## BEGIN The input
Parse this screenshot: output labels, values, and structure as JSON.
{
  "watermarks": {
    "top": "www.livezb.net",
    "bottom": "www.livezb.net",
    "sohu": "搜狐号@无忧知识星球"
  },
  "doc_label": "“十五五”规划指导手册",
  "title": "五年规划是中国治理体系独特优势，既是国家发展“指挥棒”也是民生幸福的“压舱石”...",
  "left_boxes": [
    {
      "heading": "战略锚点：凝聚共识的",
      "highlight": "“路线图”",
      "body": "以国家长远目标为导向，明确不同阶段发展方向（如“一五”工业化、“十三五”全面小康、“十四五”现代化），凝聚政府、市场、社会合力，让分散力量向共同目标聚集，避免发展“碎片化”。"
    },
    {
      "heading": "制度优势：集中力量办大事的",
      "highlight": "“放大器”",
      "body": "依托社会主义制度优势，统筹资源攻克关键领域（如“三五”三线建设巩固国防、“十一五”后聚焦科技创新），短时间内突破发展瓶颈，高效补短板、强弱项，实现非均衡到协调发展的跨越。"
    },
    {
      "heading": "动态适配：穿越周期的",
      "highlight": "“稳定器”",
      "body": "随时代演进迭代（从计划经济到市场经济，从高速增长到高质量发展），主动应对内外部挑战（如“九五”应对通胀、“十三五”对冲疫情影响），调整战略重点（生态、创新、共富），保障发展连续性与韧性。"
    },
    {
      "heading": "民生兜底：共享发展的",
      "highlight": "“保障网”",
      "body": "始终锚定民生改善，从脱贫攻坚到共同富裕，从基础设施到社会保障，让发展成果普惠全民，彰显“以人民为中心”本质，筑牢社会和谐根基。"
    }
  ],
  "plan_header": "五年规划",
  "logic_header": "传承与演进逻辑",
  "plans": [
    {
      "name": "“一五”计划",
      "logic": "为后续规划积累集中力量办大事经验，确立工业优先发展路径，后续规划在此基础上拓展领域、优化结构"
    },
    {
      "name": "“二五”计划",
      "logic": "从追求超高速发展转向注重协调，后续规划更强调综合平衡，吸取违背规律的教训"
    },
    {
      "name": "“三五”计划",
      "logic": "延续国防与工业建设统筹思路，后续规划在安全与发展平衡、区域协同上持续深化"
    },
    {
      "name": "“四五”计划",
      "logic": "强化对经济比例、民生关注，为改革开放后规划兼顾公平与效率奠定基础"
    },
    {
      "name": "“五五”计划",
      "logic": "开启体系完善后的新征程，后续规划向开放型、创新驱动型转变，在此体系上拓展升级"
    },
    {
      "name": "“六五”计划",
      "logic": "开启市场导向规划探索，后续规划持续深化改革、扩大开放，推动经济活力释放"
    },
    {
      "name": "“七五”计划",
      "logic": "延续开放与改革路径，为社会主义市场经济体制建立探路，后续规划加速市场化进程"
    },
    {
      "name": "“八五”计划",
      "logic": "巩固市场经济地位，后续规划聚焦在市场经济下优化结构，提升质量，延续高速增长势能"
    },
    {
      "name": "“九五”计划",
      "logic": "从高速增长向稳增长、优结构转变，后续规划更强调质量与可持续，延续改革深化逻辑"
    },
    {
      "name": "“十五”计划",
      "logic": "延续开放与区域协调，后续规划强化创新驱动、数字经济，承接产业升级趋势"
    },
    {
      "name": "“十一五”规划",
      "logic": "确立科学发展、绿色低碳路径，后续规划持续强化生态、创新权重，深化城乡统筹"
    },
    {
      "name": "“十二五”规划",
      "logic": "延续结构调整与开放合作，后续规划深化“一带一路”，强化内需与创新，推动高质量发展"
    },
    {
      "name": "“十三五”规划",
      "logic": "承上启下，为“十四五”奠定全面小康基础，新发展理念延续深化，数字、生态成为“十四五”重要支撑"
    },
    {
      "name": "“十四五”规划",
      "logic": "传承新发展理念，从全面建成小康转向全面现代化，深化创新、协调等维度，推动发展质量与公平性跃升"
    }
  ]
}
## END The input
# Exercise
Write out the entries in full, exactly as given.

# Response for this exercise
Parse this screenshot: output labels, values, and structure as JSON.
{
  "watermarks": {
    "top": "www.livezb.net",
    "bottom": "www.livezb.net",
    "sohu": "搜狐号@无忧知识星球"
  },
  "doc_label": "“十五五”规划指导手册",
  "title": "五年规划是中国治理体系独特优势，既是国家发展“指挥棒”也是民生幸福的“压舱石”...",
  "left_boxes": [
    {
      "heading": "战略锚点：凝聚共识的",
      "highlight": "“路线图”",
      "body": "以国家长远目标为导向，明确不同阶段发展方向（如“一五”工业化、“十三五”全面小康、“十四五”现代化），凝聚政府、市场、社会合力，让分散力量向共同目标聚集，避免发展“碎片化”。"
    },
    {
      "heading": "制度优势：集中力量办大事的",
      "highlight": "“放大器”",
      "body": "依托社会主义制度优势，统筹资源攻克关键领域（如“三五”三线建设巩固国防、“十一五”后聚焦科技创新），短时间内突破发展瓶颈，高效补短板、强弱项，实现非均衡到协调发展的跨越。"
    },
    {
      "heading": "动态适配：穿越周期的",
      "highlight": "“稳定器”",
      "body": "随时代演进迭代（从计划经济到市场经济，从高速增长到高质量发展），主动应对内外部挑战（如“九五”应对通胀、“十三五”对冲疫情影响），调整战略重点（生态、创新、共富），保障发展连续性与韧性。"
    },
    {
      "heading": "民生兜底：共享发展的",
      "highlight": "“保障网”",
      "body": "始终锚定民生改善，从脱贫攻坚到共同富裕，从基础设施到社会保障，让发展成果普惠全民，彰显“以人民为中心”本质，筑牢社会和谐根基。"
    }
  ],
  "plan_header": "五年规划",
  "logic_header": "传承与演进逻辑",
  "plans": [
    {
      "name": "“一五”计划",
      "logic": "为后续规划积累集中力量办大事经验，确立工业优先发展路径，后续规划在此基础上拓展领域、优化结构"
    },
    {
      "name": "“二五”计划",
      "logic": "从追求超高速发展转向注重协调，后续规划更强调综合平衡，吸取违背规律的教训"
    },
    {
      "name": "“三五”计划",
      "logic": "延续国防与工业建设统筹思路，后续规划在安全与发展平衡、区域协同上持续深化"
    },
    {
      "name": "“四五”计划",
      "logic": "强化对经济比例、民生关注，为改革开放后规划兼顾公平与效率奠定基础"
    },
    {
      "name": "“五五”计划",
      "logic": "开启体系完善后的新征程，后续规划向开放型、创新驱动型转变，在此体系上拓展升级"
    },
    {
      "name": "“六五”计划",
      "logic": "开启市场导向规划探索，后续规划持续深化改革、扩大开放，推动经济活力释放"
    },
    {
      "name": "“七五”计划",
      "logic": "延续开放与改革路径，为社会主义市场经济体制建立探路，后续规划加速市场化进程"
    },
    {
      "name": "“八五”计划",
      "logic": "巩固市场经济地位，后续规划聚焦在市场经济下优化结构，提升质量，延续高速增长势能"
    },
    {
      "name": "“九五”计划",
      "logic": "从高速增长向稳增长、优结构转变，后续规划更强调质量与可持续，延续改革深化逻辑"
    },
    {
      "name": "“十五”计划",
      "logic": "延续开放与区域协调，后续规划强化创新驱动、数字经济，承接产业升级趋势"
    },
    {
      "name": "“十一五”规划",
      "logic": "确立科学发展、绿色低碳路径，后续规划持续强化生态、创新权重，深化城乡统筹"
    },
    {
      "name": "“十二五”规划",
      "logic": "延续结构调整与开放合作，后续规划深化“一带一路”，强化内需与创新，推动高质量发展"
    },
    {
      "name": "“十三五”规划",
      "logic": "承上启下，为“十四五”奠定全面小康基础，新发展理念延续深化，数字、生态成为“十四五”重要支撑"
    },
    {
      "name": "“十四五”规划",
      "logic": "传承新发展理念，从全面建成小康转向全面现代化，深化创新、协调等维度，推动发展质量与公平性跃升"
    }
  ]
}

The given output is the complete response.